▶ _Document understanding data_
################
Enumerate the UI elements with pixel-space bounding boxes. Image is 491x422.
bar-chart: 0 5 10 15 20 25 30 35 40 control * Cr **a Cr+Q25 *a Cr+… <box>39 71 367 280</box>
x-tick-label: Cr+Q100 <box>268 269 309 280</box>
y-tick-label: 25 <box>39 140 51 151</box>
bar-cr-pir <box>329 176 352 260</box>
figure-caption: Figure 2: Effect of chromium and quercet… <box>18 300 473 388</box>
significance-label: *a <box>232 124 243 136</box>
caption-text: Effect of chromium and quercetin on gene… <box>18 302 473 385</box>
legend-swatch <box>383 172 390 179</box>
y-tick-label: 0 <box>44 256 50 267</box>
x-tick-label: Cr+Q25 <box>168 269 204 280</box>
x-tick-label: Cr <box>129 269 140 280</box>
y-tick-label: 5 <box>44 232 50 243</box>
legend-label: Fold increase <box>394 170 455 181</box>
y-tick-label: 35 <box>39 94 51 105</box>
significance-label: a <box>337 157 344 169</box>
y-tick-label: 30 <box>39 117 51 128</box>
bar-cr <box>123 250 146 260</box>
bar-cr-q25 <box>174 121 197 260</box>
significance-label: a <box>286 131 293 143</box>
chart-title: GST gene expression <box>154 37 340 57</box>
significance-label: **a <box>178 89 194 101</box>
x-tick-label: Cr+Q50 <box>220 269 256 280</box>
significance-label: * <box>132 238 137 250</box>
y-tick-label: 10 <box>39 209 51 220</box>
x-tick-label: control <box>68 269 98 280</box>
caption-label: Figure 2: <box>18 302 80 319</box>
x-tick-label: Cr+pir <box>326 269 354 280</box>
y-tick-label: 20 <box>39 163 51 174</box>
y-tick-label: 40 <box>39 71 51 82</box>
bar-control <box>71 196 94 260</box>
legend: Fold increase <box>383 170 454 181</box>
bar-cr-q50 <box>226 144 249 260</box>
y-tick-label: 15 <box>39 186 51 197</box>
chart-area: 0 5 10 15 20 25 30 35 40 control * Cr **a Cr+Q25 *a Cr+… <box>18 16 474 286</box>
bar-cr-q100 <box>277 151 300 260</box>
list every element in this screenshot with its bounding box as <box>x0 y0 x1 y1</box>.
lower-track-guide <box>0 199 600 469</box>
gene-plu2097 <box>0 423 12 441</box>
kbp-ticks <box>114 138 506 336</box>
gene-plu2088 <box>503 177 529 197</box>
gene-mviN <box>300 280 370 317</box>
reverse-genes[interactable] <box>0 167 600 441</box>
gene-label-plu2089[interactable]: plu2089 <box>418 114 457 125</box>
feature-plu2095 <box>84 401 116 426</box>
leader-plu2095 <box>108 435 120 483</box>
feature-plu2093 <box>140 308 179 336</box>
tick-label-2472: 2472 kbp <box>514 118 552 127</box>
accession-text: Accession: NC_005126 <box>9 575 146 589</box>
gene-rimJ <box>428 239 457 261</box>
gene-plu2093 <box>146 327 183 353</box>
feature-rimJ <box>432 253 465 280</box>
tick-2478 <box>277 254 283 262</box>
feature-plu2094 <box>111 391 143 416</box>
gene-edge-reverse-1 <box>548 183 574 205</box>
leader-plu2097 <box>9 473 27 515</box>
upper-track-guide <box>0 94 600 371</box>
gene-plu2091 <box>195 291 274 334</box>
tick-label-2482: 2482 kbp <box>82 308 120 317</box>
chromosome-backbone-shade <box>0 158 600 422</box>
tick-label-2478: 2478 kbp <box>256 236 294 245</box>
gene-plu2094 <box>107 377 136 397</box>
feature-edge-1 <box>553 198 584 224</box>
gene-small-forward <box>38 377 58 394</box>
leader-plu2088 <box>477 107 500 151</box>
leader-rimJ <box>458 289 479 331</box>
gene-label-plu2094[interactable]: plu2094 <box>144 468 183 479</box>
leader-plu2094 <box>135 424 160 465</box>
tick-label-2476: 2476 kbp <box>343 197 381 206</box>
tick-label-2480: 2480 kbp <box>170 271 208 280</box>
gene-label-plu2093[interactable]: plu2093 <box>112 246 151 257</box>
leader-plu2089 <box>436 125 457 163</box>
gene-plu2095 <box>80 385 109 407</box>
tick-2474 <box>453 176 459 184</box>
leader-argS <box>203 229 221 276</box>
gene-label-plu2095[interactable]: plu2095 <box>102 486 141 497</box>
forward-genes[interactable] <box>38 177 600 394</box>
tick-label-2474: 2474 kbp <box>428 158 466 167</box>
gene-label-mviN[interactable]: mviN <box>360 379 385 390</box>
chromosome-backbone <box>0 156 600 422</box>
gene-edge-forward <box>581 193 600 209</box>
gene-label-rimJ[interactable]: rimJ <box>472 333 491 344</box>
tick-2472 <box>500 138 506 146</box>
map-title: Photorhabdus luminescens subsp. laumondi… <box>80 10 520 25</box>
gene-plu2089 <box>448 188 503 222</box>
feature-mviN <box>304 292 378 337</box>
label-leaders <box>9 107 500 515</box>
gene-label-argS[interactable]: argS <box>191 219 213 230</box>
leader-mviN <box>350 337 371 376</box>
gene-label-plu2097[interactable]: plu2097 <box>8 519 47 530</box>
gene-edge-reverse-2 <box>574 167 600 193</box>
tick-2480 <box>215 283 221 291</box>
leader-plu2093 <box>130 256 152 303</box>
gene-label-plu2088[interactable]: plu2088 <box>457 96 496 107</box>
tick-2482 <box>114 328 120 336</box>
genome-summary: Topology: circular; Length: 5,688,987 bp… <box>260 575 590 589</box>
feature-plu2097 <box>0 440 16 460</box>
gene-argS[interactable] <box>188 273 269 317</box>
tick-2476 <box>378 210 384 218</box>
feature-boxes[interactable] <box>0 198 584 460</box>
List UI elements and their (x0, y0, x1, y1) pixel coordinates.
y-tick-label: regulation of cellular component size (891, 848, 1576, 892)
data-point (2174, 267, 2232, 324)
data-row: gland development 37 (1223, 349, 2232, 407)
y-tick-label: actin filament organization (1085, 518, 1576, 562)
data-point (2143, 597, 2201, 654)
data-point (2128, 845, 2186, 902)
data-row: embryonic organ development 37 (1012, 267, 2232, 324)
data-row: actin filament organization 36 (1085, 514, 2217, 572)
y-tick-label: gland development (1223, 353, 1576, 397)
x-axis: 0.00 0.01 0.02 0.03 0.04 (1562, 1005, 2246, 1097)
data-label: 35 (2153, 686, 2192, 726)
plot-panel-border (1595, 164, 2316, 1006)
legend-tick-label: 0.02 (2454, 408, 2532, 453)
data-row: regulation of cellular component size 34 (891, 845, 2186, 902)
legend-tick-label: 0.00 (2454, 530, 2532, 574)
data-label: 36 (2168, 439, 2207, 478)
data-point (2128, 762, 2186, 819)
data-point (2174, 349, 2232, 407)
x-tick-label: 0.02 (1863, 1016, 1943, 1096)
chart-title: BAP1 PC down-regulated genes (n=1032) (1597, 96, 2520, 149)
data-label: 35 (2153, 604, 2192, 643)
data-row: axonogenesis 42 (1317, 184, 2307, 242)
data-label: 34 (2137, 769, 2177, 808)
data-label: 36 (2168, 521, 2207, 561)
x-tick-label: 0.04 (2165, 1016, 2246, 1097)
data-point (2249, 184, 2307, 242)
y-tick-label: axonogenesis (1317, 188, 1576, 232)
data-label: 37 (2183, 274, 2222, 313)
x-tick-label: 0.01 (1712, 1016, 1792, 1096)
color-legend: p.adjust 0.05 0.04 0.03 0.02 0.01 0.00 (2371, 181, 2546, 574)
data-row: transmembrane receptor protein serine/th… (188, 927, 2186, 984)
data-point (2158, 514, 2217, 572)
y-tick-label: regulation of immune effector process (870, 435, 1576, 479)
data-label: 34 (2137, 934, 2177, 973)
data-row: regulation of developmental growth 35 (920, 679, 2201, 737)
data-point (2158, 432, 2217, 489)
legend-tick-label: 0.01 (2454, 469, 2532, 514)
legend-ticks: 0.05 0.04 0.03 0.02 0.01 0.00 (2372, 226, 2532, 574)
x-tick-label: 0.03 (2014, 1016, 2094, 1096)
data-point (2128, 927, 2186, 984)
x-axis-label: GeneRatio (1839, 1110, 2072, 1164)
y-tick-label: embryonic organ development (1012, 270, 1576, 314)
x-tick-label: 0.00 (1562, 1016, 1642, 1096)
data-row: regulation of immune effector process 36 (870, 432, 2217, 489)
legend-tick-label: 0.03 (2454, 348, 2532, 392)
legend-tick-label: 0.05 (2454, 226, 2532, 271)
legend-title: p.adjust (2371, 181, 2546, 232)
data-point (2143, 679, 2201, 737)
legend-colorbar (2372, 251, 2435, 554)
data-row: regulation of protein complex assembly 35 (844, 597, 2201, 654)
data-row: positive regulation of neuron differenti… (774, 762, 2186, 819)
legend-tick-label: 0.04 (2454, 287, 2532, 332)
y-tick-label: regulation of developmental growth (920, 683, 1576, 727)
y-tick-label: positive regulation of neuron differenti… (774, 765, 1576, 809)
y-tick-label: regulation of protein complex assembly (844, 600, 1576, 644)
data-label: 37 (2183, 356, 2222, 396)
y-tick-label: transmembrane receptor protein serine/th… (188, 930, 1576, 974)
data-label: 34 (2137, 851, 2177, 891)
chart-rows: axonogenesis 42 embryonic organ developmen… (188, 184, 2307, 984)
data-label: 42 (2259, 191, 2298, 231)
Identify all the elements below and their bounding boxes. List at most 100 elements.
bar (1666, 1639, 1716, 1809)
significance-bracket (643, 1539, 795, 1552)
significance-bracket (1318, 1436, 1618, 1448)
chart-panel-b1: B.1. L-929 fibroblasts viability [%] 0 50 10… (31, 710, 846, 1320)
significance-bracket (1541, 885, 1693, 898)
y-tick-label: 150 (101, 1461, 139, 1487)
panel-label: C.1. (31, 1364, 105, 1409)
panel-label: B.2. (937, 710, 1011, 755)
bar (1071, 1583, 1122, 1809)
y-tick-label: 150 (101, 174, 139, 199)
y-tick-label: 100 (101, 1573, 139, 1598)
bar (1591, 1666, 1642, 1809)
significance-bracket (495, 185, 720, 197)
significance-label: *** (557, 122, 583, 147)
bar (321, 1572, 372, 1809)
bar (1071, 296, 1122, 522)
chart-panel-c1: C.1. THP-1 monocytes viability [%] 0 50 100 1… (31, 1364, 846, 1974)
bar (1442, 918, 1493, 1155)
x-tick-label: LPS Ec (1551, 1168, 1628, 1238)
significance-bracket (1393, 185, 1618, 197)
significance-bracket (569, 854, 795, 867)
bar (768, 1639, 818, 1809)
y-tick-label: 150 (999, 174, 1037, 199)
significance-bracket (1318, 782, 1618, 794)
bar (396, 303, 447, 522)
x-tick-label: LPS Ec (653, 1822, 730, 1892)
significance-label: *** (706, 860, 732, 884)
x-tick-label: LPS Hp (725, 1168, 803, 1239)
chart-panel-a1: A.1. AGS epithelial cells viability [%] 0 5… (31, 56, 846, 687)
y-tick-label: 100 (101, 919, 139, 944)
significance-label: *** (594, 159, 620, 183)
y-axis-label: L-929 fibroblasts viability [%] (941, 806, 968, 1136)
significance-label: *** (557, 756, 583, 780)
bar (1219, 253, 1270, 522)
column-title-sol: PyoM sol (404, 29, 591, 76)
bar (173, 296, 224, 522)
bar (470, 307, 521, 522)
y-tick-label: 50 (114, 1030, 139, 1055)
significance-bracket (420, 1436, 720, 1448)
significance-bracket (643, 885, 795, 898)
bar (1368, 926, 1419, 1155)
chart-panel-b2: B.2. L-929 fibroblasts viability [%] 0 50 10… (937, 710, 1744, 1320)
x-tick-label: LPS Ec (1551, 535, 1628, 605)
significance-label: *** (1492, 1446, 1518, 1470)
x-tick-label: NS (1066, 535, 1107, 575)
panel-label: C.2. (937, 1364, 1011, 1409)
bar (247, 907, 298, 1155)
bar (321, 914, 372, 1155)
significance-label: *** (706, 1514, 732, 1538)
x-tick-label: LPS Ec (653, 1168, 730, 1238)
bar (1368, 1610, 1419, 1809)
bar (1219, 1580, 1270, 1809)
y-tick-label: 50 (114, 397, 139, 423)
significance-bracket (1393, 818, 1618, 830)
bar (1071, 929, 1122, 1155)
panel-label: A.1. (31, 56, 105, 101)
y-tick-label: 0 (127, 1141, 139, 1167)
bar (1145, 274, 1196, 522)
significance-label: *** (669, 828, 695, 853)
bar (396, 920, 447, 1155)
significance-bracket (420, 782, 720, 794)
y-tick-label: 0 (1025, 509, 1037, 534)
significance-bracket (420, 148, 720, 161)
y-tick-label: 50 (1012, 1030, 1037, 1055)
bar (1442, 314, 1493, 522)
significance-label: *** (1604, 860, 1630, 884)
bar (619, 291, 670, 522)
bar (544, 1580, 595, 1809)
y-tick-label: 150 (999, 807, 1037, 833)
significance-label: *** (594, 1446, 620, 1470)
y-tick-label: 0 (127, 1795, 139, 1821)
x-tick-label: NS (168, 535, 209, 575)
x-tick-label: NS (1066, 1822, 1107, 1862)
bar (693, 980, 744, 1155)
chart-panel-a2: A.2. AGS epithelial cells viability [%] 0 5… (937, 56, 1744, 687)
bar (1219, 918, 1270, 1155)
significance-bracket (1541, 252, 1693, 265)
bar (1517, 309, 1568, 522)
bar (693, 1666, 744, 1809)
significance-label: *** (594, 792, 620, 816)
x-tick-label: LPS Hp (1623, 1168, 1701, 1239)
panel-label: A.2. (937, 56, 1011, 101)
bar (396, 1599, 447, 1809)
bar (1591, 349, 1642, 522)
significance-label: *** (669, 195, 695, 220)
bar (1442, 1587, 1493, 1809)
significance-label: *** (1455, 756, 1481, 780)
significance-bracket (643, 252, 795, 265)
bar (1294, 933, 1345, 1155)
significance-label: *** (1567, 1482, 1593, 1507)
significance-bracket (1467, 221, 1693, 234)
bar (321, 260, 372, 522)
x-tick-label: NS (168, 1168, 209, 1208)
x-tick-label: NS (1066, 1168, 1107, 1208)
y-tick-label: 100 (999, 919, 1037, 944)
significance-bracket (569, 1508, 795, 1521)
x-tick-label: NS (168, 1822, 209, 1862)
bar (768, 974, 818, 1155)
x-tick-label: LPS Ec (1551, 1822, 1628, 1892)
################
▶ _Problem details_
From the records above, pull out each line that has "actin".

▶ _Answer section_
y-tick-label: actin filament organization (1085, 518, 1576, 562)
data-row: actin filament organization 36 (1085, 514, 2217, 572)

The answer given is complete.